What you should do: Return each line containing "ligjor".

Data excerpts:
━━━━

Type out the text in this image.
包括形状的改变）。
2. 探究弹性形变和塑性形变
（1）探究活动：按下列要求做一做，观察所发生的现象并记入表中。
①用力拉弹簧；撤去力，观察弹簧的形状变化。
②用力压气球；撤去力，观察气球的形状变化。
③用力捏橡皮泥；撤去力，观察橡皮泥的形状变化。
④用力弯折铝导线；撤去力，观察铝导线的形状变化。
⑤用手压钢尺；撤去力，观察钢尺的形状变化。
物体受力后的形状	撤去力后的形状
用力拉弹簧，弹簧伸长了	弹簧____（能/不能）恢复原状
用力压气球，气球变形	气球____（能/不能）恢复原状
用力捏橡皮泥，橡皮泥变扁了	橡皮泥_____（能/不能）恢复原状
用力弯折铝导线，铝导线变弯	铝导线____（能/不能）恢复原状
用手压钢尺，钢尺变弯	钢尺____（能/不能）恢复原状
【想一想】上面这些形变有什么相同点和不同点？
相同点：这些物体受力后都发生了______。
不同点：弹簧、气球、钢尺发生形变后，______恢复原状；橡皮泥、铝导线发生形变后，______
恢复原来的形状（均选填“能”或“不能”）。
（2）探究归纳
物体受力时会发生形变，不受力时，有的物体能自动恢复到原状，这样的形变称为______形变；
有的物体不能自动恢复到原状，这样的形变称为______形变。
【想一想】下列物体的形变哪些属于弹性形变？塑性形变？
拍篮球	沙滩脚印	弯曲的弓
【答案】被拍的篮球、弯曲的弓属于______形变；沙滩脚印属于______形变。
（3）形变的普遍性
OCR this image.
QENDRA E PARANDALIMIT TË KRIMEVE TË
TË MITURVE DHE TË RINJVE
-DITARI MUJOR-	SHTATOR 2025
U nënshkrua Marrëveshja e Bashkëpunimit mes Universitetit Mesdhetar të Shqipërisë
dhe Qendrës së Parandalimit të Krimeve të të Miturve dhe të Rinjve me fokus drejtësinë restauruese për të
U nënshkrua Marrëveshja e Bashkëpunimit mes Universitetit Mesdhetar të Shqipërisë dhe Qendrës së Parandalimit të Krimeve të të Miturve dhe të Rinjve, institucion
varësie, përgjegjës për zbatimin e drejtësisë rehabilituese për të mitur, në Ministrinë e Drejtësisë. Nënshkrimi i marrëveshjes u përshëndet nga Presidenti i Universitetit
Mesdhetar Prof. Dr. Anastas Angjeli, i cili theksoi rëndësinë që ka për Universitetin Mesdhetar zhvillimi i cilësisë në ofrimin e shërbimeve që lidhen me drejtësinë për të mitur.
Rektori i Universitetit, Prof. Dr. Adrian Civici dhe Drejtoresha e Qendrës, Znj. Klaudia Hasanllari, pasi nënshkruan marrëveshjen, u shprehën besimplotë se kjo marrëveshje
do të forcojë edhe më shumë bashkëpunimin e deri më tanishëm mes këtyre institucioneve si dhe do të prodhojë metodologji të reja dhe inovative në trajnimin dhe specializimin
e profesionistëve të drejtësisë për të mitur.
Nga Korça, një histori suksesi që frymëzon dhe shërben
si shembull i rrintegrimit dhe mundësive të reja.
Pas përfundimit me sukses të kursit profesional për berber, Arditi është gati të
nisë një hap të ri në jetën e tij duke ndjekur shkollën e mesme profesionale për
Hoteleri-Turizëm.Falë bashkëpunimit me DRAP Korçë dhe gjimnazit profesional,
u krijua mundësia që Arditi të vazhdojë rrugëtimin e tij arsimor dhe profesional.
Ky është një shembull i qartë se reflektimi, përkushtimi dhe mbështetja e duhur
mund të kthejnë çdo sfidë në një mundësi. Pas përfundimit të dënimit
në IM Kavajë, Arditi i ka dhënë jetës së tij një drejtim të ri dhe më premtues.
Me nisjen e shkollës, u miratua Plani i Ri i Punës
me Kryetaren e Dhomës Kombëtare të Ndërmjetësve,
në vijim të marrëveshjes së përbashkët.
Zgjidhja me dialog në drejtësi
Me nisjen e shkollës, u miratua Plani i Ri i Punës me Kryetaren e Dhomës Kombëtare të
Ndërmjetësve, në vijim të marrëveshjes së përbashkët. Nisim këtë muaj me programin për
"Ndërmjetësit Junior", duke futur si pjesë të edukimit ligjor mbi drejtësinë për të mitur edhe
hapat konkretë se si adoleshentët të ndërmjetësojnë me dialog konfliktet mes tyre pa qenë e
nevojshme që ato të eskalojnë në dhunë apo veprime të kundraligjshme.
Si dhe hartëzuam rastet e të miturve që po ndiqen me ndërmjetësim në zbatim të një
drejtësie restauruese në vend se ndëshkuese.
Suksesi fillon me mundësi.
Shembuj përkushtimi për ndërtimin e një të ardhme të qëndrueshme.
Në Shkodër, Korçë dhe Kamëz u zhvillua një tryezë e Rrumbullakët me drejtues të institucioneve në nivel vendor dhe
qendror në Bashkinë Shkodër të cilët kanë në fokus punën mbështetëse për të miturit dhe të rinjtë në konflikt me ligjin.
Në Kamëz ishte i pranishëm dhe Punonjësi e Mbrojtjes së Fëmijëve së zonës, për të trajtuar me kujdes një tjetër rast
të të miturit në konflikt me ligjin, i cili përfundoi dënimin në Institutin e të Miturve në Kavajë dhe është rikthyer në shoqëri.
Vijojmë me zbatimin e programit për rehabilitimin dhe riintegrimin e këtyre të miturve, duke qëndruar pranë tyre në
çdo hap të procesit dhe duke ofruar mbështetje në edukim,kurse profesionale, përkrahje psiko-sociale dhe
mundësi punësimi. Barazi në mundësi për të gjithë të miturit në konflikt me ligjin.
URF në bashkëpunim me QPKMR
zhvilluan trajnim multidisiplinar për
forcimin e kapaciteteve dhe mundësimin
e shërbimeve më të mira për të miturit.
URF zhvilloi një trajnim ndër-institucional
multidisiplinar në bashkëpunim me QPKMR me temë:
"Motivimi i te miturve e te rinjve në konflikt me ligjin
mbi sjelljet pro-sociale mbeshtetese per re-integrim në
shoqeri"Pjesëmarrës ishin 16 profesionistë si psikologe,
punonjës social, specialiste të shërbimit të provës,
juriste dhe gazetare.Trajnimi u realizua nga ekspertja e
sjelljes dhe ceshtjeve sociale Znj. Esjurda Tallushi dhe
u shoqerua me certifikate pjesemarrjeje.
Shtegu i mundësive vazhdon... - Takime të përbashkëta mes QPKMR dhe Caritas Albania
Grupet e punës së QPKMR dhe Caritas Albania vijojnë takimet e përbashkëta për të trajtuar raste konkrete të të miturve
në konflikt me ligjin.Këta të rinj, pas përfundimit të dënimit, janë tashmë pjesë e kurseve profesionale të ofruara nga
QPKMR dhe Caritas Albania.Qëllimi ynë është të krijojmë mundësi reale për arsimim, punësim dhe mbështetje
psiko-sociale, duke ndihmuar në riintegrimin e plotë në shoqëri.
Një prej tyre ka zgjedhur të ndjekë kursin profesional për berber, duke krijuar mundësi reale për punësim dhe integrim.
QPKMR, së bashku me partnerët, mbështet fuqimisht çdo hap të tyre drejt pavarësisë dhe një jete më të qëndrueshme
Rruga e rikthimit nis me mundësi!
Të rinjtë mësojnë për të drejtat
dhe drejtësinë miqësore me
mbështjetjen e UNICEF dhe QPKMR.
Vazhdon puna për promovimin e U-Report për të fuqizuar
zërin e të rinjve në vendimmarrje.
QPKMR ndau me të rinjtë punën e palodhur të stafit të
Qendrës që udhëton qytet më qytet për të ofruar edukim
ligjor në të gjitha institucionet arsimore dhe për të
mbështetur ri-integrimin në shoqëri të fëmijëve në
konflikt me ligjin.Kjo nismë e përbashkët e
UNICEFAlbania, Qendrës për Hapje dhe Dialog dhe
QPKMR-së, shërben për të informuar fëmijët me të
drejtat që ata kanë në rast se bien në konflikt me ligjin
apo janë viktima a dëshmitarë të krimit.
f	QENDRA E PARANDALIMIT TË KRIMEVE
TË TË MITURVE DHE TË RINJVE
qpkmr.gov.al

━━━━

The result:
"Ndërmjetësit Junior", duke futur si pjesë të edukimit ligjor mbi drejtësinë për të mitur edhe
ligjor në të gjitha institucionet arsimore dhe për të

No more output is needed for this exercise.